REQUEST:
Look for "selected" in each line of the entries, and return the matching lines.

[Dataset records]
start

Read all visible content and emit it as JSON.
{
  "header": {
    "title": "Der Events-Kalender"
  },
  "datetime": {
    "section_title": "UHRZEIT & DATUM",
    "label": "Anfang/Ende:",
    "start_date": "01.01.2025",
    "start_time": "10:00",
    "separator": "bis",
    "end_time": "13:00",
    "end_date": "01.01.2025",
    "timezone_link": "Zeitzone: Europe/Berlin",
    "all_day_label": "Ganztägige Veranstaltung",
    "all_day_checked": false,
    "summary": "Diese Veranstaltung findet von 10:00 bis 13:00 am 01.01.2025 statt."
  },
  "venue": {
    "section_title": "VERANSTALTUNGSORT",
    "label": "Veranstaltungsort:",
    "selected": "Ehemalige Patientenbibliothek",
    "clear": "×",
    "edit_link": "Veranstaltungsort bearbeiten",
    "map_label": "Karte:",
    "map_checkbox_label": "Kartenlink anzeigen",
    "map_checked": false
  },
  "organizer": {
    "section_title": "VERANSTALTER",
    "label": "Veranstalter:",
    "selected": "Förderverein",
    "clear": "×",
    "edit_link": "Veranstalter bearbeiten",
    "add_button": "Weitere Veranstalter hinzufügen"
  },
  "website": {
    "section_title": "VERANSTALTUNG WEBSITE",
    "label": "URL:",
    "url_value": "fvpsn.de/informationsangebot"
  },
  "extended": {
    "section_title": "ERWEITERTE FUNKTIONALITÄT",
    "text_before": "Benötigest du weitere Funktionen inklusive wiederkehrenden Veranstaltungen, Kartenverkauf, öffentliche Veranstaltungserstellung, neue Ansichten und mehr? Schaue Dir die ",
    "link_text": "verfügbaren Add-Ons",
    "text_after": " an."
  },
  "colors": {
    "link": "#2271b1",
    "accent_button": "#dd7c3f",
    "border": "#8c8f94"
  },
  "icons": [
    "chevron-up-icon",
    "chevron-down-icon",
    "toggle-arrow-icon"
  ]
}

end
start

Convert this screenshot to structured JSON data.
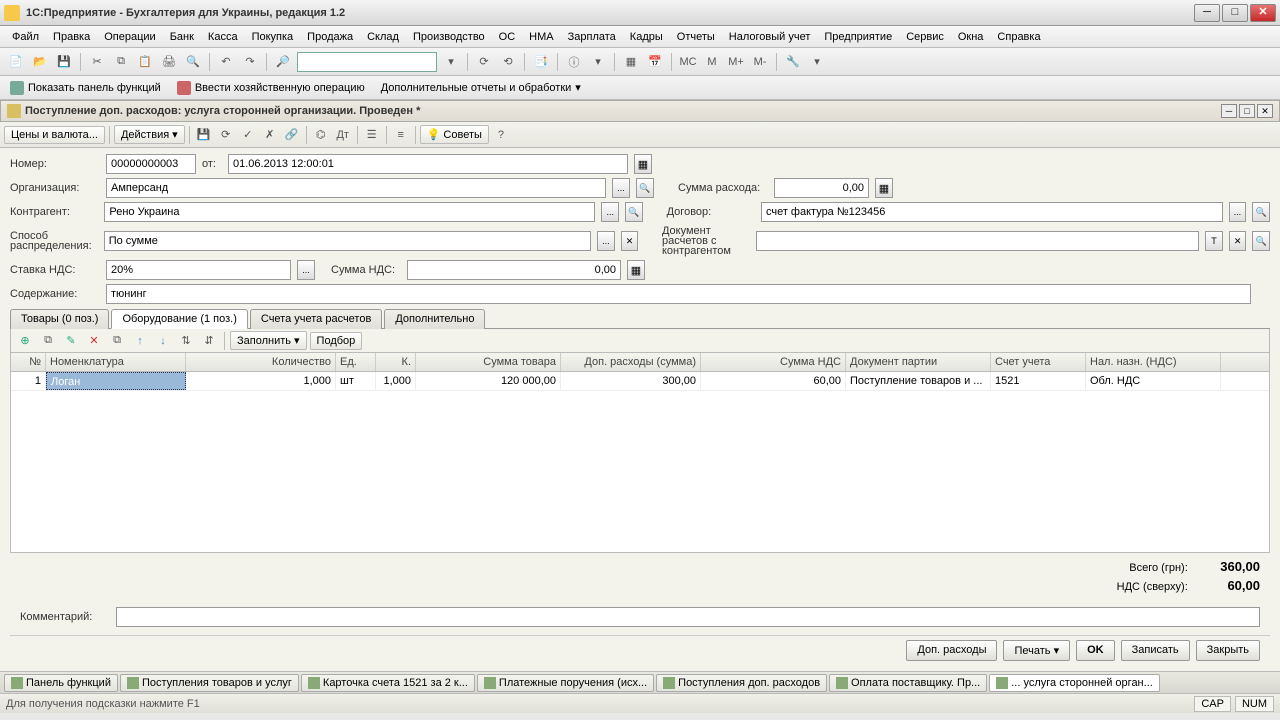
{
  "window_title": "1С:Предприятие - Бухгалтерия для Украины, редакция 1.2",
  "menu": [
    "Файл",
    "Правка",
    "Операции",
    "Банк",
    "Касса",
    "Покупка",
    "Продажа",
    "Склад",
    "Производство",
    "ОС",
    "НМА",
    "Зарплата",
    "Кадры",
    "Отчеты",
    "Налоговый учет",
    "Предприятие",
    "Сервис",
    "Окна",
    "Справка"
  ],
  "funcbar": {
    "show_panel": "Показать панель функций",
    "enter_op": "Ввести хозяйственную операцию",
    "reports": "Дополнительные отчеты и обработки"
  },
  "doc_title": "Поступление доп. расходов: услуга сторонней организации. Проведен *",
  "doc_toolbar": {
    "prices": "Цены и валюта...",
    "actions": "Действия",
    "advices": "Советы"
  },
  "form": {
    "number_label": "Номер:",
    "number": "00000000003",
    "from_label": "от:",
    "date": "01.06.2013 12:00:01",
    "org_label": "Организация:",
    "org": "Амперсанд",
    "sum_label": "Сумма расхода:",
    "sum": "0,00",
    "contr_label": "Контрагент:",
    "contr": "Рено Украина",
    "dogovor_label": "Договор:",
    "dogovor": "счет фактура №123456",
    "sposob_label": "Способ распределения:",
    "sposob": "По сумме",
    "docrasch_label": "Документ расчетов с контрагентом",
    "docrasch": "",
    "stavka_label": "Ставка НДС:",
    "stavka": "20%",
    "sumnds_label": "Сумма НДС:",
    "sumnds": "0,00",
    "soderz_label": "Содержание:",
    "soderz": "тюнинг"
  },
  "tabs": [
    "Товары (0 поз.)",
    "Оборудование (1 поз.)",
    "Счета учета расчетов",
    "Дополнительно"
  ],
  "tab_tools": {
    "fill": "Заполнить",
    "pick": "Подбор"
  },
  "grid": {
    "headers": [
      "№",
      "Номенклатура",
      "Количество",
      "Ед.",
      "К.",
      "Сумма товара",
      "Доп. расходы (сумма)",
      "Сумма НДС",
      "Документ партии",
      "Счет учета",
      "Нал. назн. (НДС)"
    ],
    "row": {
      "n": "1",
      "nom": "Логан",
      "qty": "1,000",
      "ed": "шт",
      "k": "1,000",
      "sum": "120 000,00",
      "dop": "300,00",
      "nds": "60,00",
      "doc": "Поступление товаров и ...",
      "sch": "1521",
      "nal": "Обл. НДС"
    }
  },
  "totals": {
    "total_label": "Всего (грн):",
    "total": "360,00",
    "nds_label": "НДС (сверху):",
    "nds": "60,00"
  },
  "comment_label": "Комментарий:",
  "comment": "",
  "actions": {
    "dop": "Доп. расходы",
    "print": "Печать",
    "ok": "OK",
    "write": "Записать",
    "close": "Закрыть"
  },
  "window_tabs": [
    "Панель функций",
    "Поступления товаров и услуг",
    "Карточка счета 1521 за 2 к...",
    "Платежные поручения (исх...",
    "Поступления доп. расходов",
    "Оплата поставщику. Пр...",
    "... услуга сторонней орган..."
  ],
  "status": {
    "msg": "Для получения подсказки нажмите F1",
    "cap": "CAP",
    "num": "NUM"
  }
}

end

RESPONSE TO THIS EXERCISE:
    "selected": "Ehemalige Patientenbibliothek",
    "selected": "Förderverein",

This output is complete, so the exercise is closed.